[EXERCISE TASK] Select and reproduce each line of the listing below that bears the string "cubic".

---------- ENTRIES ----------

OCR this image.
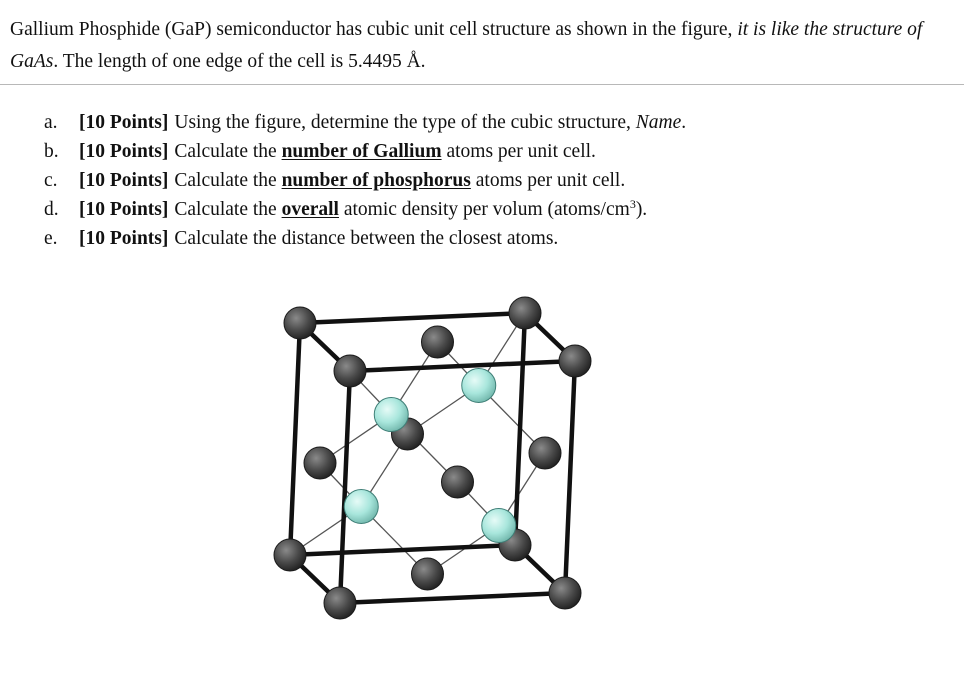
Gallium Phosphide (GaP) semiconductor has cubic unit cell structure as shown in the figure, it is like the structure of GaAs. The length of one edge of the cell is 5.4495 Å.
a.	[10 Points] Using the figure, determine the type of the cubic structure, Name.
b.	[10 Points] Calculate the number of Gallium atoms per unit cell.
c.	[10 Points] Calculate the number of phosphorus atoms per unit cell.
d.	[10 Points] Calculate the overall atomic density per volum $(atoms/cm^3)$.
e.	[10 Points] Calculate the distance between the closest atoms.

----------
---------- ENTRIES ----------

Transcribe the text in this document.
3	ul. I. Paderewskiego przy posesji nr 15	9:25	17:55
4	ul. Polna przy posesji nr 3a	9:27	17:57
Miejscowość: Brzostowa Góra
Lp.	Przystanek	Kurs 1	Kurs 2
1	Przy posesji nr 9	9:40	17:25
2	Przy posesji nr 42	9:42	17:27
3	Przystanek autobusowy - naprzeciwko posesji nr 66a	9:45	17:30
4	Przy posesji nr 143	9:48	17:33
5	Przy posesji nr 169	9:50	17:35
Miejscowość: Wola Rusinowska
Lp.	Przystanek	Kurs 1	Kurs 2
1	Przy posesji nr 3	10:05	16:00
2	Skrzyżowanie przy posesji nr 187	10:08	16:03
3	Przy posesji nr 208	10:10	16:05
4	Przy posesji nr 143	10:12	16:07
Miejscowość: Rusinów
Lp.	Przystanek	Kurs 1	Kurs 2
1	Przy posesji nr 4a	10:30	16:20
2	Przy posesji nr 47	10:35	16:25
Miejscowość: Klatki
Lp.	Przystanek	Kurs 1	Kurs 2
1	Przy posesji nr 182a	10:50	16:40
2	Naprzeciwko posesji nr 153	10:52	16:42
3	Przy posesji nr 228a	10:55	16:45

----------

[SOLUTION FOR THIS TASK]
Gallium Phosphide (GaP) semiconductor has cubic unit cell structure as shown in the figure, it is like the structure of GaAs. The length of one edge of the cell is 5.4495 Å.
a.	[10 Points] Using the figure, determine the type of the cubic structure, Name.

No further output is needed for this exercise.